Goal.
Set down the data below without change, skipping the pictures it holds.

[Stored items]
***
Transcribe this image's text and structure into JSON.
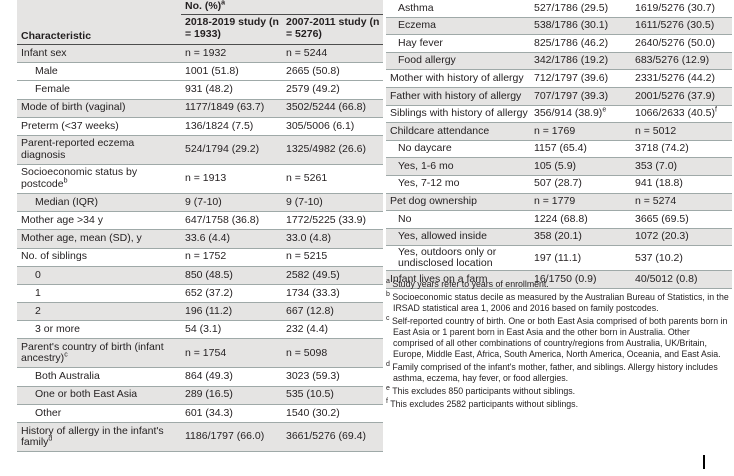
{
  "left": {
    "header": {
      "top": "No. (%)",
      "top_sup": "a",
      "characteristic": "Characteristic",
      "col1": "2018-2019 study (n = 1933)",
      "col2": "2007-2011 study (n = 5276)"
    },
    "rows": [
      {
        "label": "Infant sex",
        "c1": "n = 1932",
        "c2": "n = 5244",
        "shade": true
      },
      {
        "label": "Male",
        "c1": "1001 (51.8)",
        "c2": "2665 (50.8)",
        "indent": true
      },
      {
        "label": "Female",
        "c1": "931 (48.2)",
        "c2": "2579 (49.2)",
        "indent": true
      },
      {
        "label": "Mode of birth (vaginal)",
        "c1": "1177/1849 (63.7)",
        "c2": "3502/5244 (66.8)",
        "shade": true
      },
      {
        "label": "Preterm (<37 weeks)",
        "c1": "136/1824 (7.5)",
        "c2": "305/5006 (6.1)"
      },
      {
        "label": "Parent-reported eczema diagnosis",
        "c1": "524/1794 (29.2)",
        "c2": "1325/4982 (26.6)",
        "shade": true,
        "tall": true
      },
      {
        "label": "Socioeconomic status by postcode",
        "sup": "b",
        "c1": "n = 1913",
        "c2": "n = 5261",
        "tall": true
      },
      {
        "label": "Median (IQR)",
        "c1": "9 (7-10)",
        "c2": "9 (7-10)",
        "indent": true,
        "shade": true
      },
      {
        "label": "Mother age >34 y",
        "c1": "647/1758 (36.8)",
        "c2": "1772/5225 (33.9)"
      },
      {
        "label": "Mother age, mean (SD), y",
        "c1": "33.6 (4.4)",
        "c2": "33.0 (4.8)",
        "shade": true
      },
      {
        "label": "No. of siblings",
        "c1": "n = 1752",
        "c2": "n = 5215"
      },
      {
        "label": "0",
        "c1": "850 (48.5)",
        "c2": "2582 (49.5)",
        "indent": true,
        "shade": true
      },
      {
        "label": "1",
        "c1": "652 (37.2)",
        "c2": "1734 (33.3)",
        "indent": true
      },
      {
        "label": "2",
        "c1": "196 (11.2)",
        "c2": "667 (12.8)",
        "indent": true,
        "shade": true
      },
      {
        "label": "3 or more",
        "c1": "54 (3.1)",
        "c2": "232 (4.4)",
        "indent": true
      },
      {
        "label": "Parent's country of birth (infant ancestry)",
        "sup": "c",
        "c1": "n = 1754",
        "c2": "n = 5098",
        "shade": true,
        "tall": true
      },
      {
        "label": "Both Australia",
        "c1": "864 (49.3)",
        "c2": "3023 (59.3)",
        "indent": true
      },
      {
        "label": "One or both East Asia",
        "c1": "289 (16.5)",
        "c2": "535 (10.5)",
        "indent": true,
        "shade": true
      },
      {
        "label": "Other",
        "c1": "601 (34.3)",
        "c2": "1540 (30.2)",
        "indent": true
      },
      {
        "label": "History of allergy in the infant's family",
        "sup": "d",
        "c1": "1186/1797 (66.0)",
        "c2": "3661/5276 (69.4)",
        "shade": true,
        "tall": true
      }
    ]
  },
  "right": {
    "rows": [
      {
        "label": "Asthma",
        "c1": "527/1786 (29.5)",
        "c2": "1619/5276 (30.7)",
        "indent": true
      },
      {
        "label": "Eczema",
        "c1": "538/1786 (30.1)",
        "c2": "1611/5276 (30.5)",
        "indent": true,
        "shade": true
      },
      {
        "label": "Hay fever",
        "c1": "825/1786 (46.2)",
        "c2": "2640/5276 (50.0)",
        "indent": true
      },
      {
        "label": "Food allergy",
        "c1": "342/1786 (19.2)",
        "c2": "683/5276 (12.9)",
        "indent": true,
        "shade": true
      },
      {
        "label": "Mother with history of allergy",
        "c1": "712/1797 (39.6)",
        "c2": "2331/5276 (44.2)"
      },
      {
        "label": "Father with history of allergy",
        "c1": "707/1797 (39.3)",
        "c2": "2001/5276 (37.9)",
        "shade": true
      },
      {
        "label": "Siblings with history of allergy",
        "c1": "356/914 (38.9)",
        "c1sup": "e",
        "c2": "1066/2633 (40.5)",
        "c2sup": "f"
      },
      {
        "label": "Childcare attendance",
        "c1": "n = 1769",
        "c2": "n = 5012",
        "shade": true
      },
      {
        "label": "No daycare",
        "c1": "1157 (65.4)",
        "c2": "3718 (74.2)",
        "indent": true
      },
      {
        "label": "Yes, 1-6 mo",
        "c1": "105 (5.9)",
        "c2": "353 (7.0)",
        "indent": true,
        "shade": true
      },
      {
        "label": "Yes, 7-12 mo",
        "c1": "507 (28.7)",
        "c2": "941 (18.8)",
        "indent": true
      },
      {
        "label": "Pet dog ownership",
        "c1": "n = 1779",
        "c2": "n = 5274",
        "shade": true
      },
      {
        "label": "No",
        "c1": "1224 (68.8)",
        "c2": "3665 (69.5)",
        "indent": true
      },
      {
        "label": "Yes, allowed inside",
        "c1": "358 (20.1)",
        "c2": "1072 (20.3)",
        "indent": true,
        "shade": true
      },
      {
        "label": "Yes, outdoors only or undisclosed location",
        "c1": "197 (11.1)",
        "c2": "537 (10.2)",
        "indent": true,
        "tall": true
      },
      {
        "label": "Infant lives on a farm",
        "c1": "16/1750 (0.9)",
        "c2": "40/5012 (0.8)",
        "shade": true
      }
    ]
  },
  "footnotes": [
    {
      "mark": "a",
      "text": "Study years refer to years of enrollment."
    },
    {
      "mark": "b",
      "text": "Socioeconomic status decile as measured by the Australian Bureau of Statistics, in the IRSAD statistical area 1, 2006 and 2016 based on family postcodes."
    },
    {
      "mark": "c",
      "text": "Self-reported country of birth. One or both East Asia comprised of both parents born in East Asia or 1 parent born in East Asia and the other born in Australia. Other comprised of all other combinations of country/regions from Australia, UK/Britain, Europe, Middle East, Africa, South America, North America, Oceania, and East Asia."
    },
    {
      "mark": "d",
      "text": "Family comprised of the infant's mother, father, and siblings. Allergy history includes asthma, eczema, hay fever, or food allergies."
    },
    {
      "mark": "e",
      "text": "This excludes 850 participants without siblings."
    },
    {
      "mark": "f",
      "text": "This excludes 2582 participants without siblings."
    }
  ]
}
***
Exercise solution.
Transcribe this image's text and structure into JSON.
{
  "left": {
    "header": {
      "top": "No. (%)",
      "top_sup": "a",
      "characteristic": "Characteristic",
      "col1": "2018-2019 study (n = 1933)",
      "col2": "2007-2011 study (n = 5276)"
    },
    "rows": [
      {
        "label": "Infant sex",
        "c1": "n = 1932",
        "c2": "n = 5244",
        "shade": true
      },
      {
        "label": "Male",
        "c1": "1001 (51.8)",
        "c2": "2665 (50.8)",
        "indent": true
      },
      {
        "label": "Female",
        "c1": "931 (48.2)",
        "c2": "2579 (49.2)",
        "indent": true
      },
      {
        "label": "Mode of birth (vaginal)",
        "c1": "1177/1849 (63.7)",
        "c2": "3502/5244 (66.8)",
        "shade": true
      },
      {
        "label": "Preterm (<37 weeks)",
        "c1": "136/1824 (7.5)",
        "c2": "305/5006 (6.1)"
      },
      {
        "label": "Parent-reported eczema diagnosis",
        "c1": "524/1794 (29.2)",
        "c2": "1325/4982 (26.6)",
        "shade": true,
        "tall": true
      },
      {
        "label": "Socioeconomic status by postcode",
        "sup": "b",
        "c1": "n = 1913",
        "c2": "n = 5261",
        "tall": true
      },
      {
        "label": "Median (IQR)",
        "c1": "9 (7-10)",
        "c2": "9 (7-10)",
        "indent": true,
        "shade": true
      },
      {
        "label": "Mother age >34 y",
        "c1": "647/1758 (36.8)",
        "c2": "1772/5225 (33.9)"
      },
      {
        "label": "Mother age, mean (SD), y",
        "c1": "33.6 (4.4)",
        "c2": "33.0 (4.8)",
        "shade": true
      },
      {
        "label": "No. of siblings",
        "c1": "n = 1752",
        "c2": "n = 5215"
      },
      {
        "label": "0",
        "c1": "850 (48.5)",
        "c2": "2582 (49.5)",
        "indent": true,
        "shade": true
      },
      {
        "label": "1",
        "c1": "652 (37.2)",
        "c2": "1734 (33.3)",
        "indent": true
      },
      {
        "label": "2",
        "c1": "196 (11.2)",
        "c2": "667 (12.8)",
        "indent": true,
        "shade": true
      },
      {
        "label": "3 or more",
        "c1": "54 (3.1)",
        "c2": "232 (4.4)",
        "indent": true
      },
      {
        "label": "Parent's country of birth (infant ancestry)",
        "sup": "c",
        "c1": "n = 1754",
        "c2": "n = 5098",
        "shade": true,
        "tall": true
      },
      {
        "label": "Both Australia",
        "c1": "864 (49.3)",
        "c2": "3023 (59.3)",
        "indent": true
      },
      {
        "label": "One or both East Asia",
        "c1": "289 (16.5)",
        "c2": "535 (10.5)",
        "indent": true,
        "shade": true
      },
      {
        "label": "Other",
        "c1": "601 (34.3)",
        "c2": "1540 (30.2)",
        "indent": true
      },
      {
        "label": "History of allergy in the infant's family",
        "sup": "d",
        "c1": "1186/1797 (66.0)",
        "c2": "3661/5276 (69.4)",
        "shade": true,
        "tall": true
      }
    ]
  },
  "right": {
    "rows": [
      {
        "label": "Asthma",
        "c1": "527/1786 (29.5)",
        "c2": "1619/5276 (30.7)",
        "indent": true
      },
      {
        "label": "Eczema",
        "c1": "538/1786 (30.1)",
        "c2": "1611/5276 (30.5)",
        "indent": true,
        "shade": true
      },
      {
        "label": "Hay fever",
        "c1": "825/1786 (46.2)",
        "c2": "2640/5276 (50.0)",
        "indent": true
      },
      {
        "label": "Food allergy",
        "c1": "342/1786 (19.2)",
        "c2": "683/5276 (12.9)",
        "indent": true,
        "shade": true
      },
      {
        "label": "Mother with history of allergy",
        "c1": "712/1797 (39.6)",
        "c2": "2331/5276 (44.2)"
      },
      {
        "label": "Father with history of allergy",
        "c1": "707/1797 (39.3)",
        "c2": "2001/5276 (37.9)",
        "shade": true
      },
      {
        "label": "Siblings with history of allergy",
        "c1": "356/914 (38.9)",
        "c1sup": "e",
        "c2": "1066/2633 (40.5)",
        "c2sup": "f"
      },
      {
        "label": "Childcare attendance",
        "c1": "n = 1769",
        "c2": "n = 5012",
        "shade": true
      },
      {
        "label": "No daycare",
        "c1": "1157 (65.4)",
        "c2": "3718 (74.2)",
        "indent": true
      },
      {
        "label": "Yes, 1-6 mo",
        "c1": "105 (5.9)",
        "c2": "353 (7.0)",
        "indent": true,
        "shade": true
      },
      {
        "label": "Yes, 7-12 mo",
        "c1": "507 (28.7)",
        "c2": "941 (18.8)",
        "indent": true
      },
      {
        "label": "Pet dog ownership",
        "c1": "n = 1779",
        "c2": "n = 5274",
        "shade": true
      },
      {
        "label": "No",
        "c1": "1224 (68.8)",
        "c2": "3665 (69.5)",
        "indent": true
      },
      {
        "label": "Yes, allowed inside",
        "c1": "358 (20.1)",
        "c2": "1072 (20.3)",
        "indent": true,
        "shade": true
      },
      {
        "label": "Yes, outdoors only or undisclosed location",
        "c1": "197 (11.1)",
        "c2": "537 (10.2)",
        "indent": true,
        "tall": true
      },
      {
        "label": "Infant lives on a farm",
        "c1": "16/1750 (0.9)",
        "c2": "40/5012 (0.8)",
        "shade": true
      }
    ]
  },
  "footnotes": [
    {
      "mark": "a",
      "text": "Study years refer to years of enrollment."
    },
    {
      "mark": "b",
      "text": "Socioeconomic status decile as measured by the Australian Bureau of Statistics, in the IRSAD statistical area 1, 2006 and 2016 based on family postcodes."
    },
    {
      "mark": "c",
      "text": "Self-reported country of birth. One or both East Asia comprised of both parents born in East Asia or 1 parent born in East Asia and the other born in Australia. Other comprised of all other combinations of country/regions from Australia, UK/Britain, Europe, Middle East, Africa, South America, North America, Oceania, and East Asia."
    },
    {
      "mark": "d",
      "text": "Family comprised of the infant's mother, father, and siblings. Allergy history includes asthma, eczema, hay fever, or food allergies."
    },
    {
      "mark": "e",
      "text": "This excludes 850 participants without siblings."
    },
    {
      "mark": "f",
      "text": "This excludes 2582 participants without siblings."
    }
  ]
}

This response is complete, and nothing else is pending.